* BEGIN Record list *

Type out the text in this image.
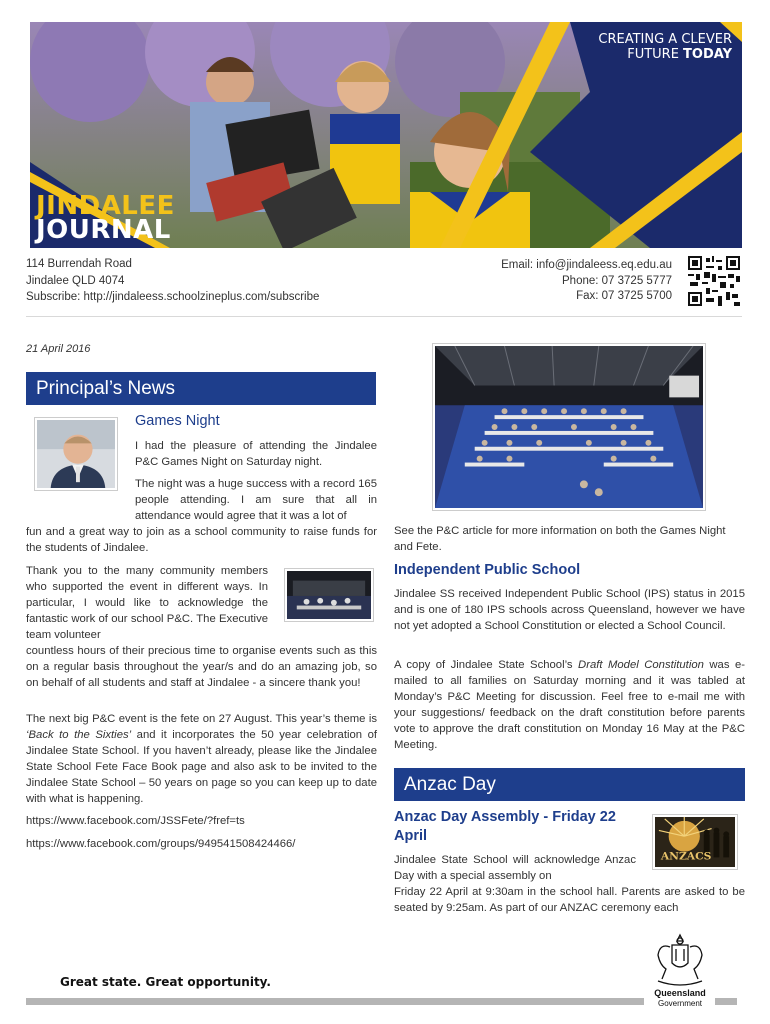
JINDALEE
JOURNAL
CREATING A CLEVER
FUTURE TODAY
114 Burrendah Road
Jindalee QLD 4074
Subscribe: http://jindaleess.schoolzineplus.com/subscribe
Email: info@jindaleess.eq.edu.au
Phone: 07 3725 5777
Fax: 07 3725 5700
21 April 2016
Principal’s News
Games Night
I had the pleasure of attending the Jindalee P&C Games Night on Saturday night.
The night was a huge success with a record 165 people attending. I am sure that all in attendance would agree that it was a lot of
fun and a great way to join as a school community to raise funds for the students of Jindalee.
Thank you to the many community members who supported the event in different ways. In particular, I would like to acknowledge the fantastic work of our school P&C. The Executive team volunteer
countless hours of their precious time to organise events such as this on a regular basis throughout the year/s and do an amazing job, so on behalf of all students and staff at Jindalee - a sincere thank you!
The next big P&C event is the fete on 27 August. This year’s theme is ‘Back to the Sixties’ and it incorporates the 50 year celebration of Jindalee State School. If you haven’t already, please like the Jindalee State School Fete Face Book page and also ask to be invited to the Jindalee State School – 50 years on page so you can keep up to date with what is happening.
https://www.facebook.com/JSSFete/?fref=ts
https://www.facebook.com/groups/949541508424466/
See the P&C article for more information on both the Games Night and Fete.
Independent Public School
Jindalee SS received Independent Public School (IPS) status in 2015 and is one of 180 IPS schools across Queensland, however we have not yet adopted a School Constitution or elected a School Council.
A copy of Jindalee State School’s Draft Model Constitution was e-mailed to all families on Saturday morning and it was tabled at Monday’s P&C Meeting for discussion. Feel free to e-mail me with your suggestions/ feedback on the draft constitution before parents vote to approve the draft constitution on Monday 16 May at the P&C Meeting.
Anzac Day
Anzac Day Assembly - Friday 22
April
ANZACS
Jindalee State School will acknowledge Anzac Day with a special assembly on
Friday 22 April at 9:30am in the school hall. Parents are asked to be seated by 9:25am. As part of our ANZAC ceremony each
Great state. Great opportunity.
Queensland
Government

* END Record list *

■ Task prompt: Repeat the data exactly, dropping every picture it holds.

■ Task answer:
Type out the text in this image.
JINDALEE
JOURNAL
CREATING A CLEVER
FUTURE TODAY
114 Burrendah Road
Jindalee QLD 4074
Subscribe: http://jindaleess.schoolzineplus.com/subscribe
Email: info@jindaleess.eq.edu.au
Phone: 07 3725 5777
Fax: 07 3725 5700
21 April 2016
Principal’s News
Games Night
I had the pleasure of attending the Jindalee P&C Games Night on Saturday night.
The night was a huge success with a record 165 people attending. I am sure that all in attendance would agree that it was a lot of
fun and a great way to join as a school community to raise funds for the students of Jindalee.
Thank you to the many community members who supported the event in different ways. In particular, I would like to acknowledge the fantastic work of our school P&C. The Executive team volunteer
countless hours of their precious time to organise events such as this on a regular basis throughout the year/s and do an amazing job, so on behalf of all students and staff at Jindalee - a sincere thank you!
The next big P&C event is the fete on 27 August. This year’s theme is ‘Back to the Sixties’ and it incorporates the 50 year celebration of Jindalee State School. If you haven’t already, please like the Jindalee State School Fete Face Book page and also ask to be invited to the Jindalee State School – 50 years on page so you can keep up to date with what is happening.
https://www.facebook.com/JSSFete/?fref=ts
https://www.facebook.com/groups/949541508424466/
See the P&C article for more information on both the Games Night and Fete.
Independent Public School
Jindalee SS received Independent Public School (IPS) status in 2015 and is one of 180 IPS schools across Queensland, however we have not yet adopted a School Constitution or elected a School Council.
A copy of Jindalee State School’s Draft Model Constitution was e-mailed to all families on Saturday morning and it was tabled at Monday’s P&C Meeting for discussion. Feel free to e-mail me with your suggestions/ feedback on the draft constitution before parents vote to approve the draft constitution on Monday 16 May at the P&C Meeting.
Anzac Day
Anzac Day Assembly - Friday 22
April
ANZACS
Jindalee State School will acknowledge Anzac Day with a special assembly on
Friday 22 April at 9:30am in the school hall. Parents are asked to be seated by 9:25am. As part of our ANZAC ceremony each
Great state. Great opportunity.
Queensland
Government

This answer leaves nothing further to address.